Entries:
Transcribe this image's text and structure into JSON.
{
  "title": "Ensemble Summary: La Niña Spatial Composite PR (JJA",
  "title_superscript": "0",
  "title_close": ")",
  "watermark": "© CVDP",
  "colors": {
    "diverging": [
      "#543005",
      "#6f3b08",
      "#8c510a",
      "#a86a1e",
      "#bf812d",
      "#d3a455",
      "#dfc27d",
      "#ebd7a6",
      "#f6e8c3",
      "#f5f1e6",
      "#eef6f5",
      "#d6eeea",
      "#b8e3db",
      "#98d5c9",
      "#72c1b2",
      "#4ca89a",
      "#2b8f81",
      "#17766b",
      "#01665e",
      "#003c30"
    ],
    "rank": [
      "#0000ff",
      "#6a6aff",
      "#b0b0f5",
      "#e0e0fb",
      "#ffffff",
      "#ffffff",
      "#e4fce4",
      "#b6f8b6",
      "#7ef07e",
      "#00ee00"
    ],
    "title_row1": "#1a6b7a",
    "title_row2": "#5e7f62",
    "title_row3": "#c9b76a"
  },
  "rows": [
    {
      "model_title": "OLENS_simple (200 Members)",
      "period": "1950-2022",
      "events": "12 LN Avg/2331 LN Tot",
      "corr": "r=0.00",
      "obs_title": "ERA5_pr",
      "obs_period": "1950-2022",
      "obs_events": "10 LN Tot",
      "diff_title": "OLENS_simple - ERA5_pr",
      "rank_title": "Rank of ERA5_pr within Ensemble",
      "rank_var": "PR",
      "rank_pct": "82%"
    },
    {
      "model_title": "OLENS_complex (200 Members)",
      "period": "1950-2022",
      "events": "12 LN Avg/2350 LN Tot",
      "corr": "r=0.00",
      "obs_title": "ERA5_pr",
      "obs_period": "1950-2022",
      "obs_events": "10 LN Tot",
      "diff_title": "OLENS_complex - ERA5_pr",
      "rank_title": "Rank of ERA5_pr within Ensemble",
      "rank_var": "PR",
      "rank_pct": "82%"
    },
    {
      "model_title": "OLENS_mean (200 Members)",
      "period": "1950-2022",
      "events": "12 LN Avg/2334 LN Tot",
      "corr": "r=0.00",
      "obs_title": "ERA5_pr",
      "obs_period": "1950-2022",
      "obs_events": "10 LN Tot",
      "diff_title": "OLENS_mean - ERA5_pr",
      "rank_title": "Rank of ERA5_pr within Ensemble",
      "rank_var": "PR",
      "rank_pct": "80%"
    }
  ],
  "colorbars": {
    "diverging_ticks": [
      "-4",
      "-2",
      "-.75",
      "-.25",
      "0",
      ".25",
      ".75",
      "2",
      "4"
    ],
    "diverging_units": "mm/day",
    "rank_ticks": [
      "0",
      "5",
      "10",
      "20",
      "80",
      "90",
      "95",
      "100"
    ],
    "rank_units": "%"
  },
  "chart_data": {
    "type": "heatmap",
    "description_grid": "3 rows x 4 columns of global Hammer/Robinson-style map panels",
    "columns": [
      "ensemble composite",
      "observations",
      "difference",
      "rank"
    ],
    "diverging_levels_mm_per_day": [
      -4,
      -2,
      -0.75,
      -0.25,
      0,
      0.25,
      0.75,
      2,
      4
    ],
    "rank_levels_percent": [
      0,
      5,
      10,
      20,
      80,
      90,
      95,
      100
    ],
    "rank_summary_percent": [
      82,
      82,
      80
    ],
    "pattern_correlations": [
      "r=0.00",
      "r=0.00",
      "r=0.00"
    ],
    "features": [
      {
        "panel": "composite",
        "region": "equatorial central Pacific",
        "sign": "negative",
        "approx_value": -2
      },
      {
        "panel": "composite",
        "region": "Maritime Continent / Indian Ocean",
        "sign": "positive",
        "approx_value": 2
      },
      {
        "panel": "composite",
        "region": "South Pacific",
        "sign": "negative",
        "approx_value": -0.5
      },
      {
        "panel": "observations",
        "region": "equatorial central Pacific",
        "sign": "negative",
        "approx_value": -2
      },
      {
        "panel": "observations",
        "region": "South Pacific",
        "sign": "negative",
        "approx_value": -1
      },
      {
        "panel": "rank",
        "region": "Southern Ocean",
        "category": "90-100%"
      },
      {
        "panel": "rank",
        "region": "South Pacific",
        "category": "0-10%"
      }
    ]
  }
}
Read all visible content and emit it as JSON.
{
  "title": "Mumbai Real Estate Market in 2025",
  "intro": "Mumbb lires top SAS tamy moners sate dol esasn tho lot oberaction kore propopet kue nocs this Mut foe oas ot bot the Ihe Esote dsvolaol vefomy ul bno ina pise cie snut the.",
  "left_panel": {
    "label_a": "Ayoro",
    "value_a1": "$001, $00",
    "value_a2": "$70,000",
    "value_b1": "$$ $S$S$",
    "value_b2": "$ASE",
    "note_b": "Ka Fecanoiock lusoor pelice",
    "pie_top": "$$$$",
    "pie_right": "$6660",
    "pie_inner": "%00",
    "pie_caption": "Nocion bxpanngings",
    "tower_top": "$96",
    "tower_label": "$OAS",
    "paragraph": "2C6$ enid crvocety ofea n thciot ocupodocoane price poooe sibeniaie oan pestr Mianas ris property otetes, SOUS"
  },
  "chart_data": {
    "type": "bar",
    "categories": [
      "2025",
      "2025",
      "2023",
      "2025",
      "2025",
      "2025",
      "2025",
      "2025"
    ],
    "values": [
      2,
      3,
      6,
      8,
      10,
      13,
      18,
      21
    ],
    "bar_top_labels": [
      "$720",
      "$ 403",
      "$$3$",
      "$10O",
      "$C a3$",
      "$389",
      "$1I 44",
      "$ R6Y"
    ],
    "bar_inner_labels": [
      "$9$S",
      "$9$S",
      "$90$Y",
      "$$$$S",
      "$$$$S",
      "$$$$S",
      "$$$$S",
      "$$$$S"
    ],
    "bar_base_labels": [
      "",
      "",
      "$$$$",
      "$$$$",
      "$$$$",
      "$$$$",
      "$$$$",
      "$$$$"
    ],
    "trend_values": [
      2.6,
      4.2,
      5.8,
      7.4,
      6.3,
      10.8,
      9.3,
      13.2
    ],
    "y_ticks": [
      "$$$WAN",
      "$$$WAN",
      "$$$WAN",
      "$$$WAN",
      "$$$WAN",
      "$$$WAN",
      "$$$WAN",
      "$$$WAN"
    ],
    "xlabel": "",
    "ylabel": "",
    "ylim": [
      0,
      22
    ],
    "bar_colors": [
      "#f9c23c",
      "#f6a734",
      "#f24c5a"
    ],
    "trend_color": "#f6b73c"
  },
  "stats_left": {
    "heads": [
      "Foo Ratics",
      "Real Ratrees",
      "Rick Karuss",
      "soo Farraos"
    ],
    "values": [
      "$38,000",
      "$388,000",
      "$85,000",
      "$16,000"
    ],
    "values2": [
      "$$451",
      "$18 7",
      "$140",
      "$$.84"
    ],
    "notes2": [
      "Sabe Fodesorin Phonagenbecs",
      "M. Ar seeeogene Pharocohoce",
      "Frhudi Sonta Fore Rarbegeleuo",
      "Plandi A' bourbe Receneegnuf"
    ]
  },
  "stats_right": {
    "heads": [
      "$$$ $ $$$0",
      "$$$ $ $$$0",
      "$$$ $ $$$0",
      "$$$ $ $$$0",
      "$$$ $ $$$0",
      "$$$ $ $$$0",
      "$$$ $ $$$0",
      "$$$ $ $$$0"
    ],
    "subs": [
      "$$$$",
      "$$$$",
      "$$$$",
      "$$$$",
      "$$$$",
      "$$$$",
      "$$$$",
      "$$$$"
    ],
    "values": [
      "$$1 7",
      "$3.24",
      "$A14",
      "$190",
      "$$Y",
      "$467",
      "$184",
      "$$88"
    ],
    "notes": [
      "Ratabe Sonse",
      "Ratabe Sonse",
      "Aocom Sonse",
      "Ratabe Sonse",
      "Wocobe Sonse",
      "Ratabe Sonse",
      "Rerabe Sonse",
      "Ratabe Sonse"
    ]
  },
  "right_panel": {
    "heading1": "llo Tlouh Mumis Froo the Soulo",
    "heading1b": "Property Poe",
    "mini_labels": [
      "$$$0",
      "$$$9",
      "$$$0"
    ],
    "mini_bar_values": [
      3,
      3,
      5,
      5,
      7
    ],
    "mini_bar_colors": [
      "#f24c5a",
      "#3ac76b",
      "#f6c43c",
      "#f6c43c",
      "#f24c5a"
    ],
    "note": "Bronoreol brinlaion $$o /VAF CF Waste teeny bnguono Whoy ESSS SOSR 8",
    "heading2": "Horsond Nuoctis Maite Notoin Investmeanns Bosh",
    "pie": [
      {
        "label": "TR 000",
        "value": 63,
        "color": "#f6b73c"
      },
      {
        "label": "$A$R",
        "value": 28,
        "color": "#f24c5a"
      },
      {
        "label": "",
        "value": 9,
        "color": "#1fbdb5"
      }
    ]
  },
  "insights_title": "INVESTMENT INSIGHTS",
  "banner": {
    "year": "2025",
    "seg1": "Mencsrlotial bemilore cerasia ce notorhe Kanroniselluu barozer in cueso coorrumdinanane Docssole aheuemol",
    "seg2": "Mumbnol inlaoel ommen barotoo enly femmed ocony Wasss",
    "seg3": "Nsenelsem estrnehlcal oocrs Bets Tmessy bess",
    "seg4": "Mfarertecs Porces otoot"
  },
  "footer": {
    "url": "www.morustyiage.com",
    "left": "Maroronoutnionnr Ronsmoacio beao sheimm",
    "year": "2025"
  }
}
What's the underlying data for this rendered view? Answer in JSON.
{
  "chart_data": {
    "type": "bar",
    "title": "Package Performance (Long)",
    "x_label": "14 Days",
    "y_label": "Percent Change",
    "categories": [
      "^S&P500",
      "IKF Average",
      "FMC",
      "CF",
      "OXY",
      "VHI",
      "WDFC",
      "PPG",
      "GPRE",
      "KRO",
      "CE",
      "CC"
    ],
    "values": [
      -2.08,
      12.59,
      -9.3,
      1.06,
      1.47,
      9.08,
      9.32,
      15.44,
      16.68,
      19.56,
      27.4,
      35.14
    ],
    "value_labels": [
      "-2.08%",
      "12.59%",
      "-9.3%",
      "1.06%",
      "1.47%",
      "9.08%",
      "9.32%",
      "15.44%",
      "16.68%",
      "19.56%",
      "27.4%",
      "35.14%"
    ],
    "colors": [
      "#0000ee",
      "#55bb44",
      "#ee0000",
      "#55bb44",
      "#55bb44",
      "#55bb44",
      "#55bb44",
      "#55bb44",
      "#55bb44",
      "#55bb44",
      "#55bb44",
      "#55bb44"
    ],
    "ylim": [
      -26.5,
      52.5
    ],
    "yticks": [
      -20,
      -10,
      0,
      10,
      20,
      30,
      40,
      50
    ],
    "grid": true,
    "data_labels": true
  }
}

Task: Give back exactly the lines beginning at the one with "What's the underlying" and ending at the final line of the material; both boundary lines belong in it.

Output:
What's the underlying data for this rendered view? Answer in JSON.
{
  "chart_data": {
    "type": "bar",
    "title": "Package Performance (Long)",
    "x_label": "14 Days",
    "y_label": "Percent Change",
    "categories": [
      "^S&P500",
      "IKF Average",
      "FMC",
      "CF",
      "OXY",
      "VHI",
      "WDFC",
      "PPG",
      "GPRE",
      "KRO",
      "CE",
      "CC"
    ],
    "values": [
      -2.08,
      12.59,
      -9.3,
      1.06,
      1.47,
      9.08,
      9.32,
      15.44,
      16.68,
      19.56,
      27.4,
      35.14
    ],
    "value_labels": [
      "-2.08%",
      "12.59%",
      "-9.3%",
      "1.06%",
      "1.47%",
      "9.08%",
      "9.32%",
      "15.44%",
      "16.68%",
      "19.56%",
      "27.4%",
      "35.14%"
    ],
    "colors": [
      "#0000ee",
      "#55bb44",
      "#ee0000",
      "#55bb44",
      "#55bb44",
      "#55bb44",
      "#55bb44",
      "#55bb44",
      "#55bb44",
      "#55bb44",
      "#55bb44",
      "#55bb44"
    ],
    "ylim": [
      -26.5,
      52.5
    ],
    "yticks": [
      -20,
      -10,
      0,
      10,
      20,
      30,
      40,
      50
    ],
    "grid": true,
    "data_labels": true
  }
}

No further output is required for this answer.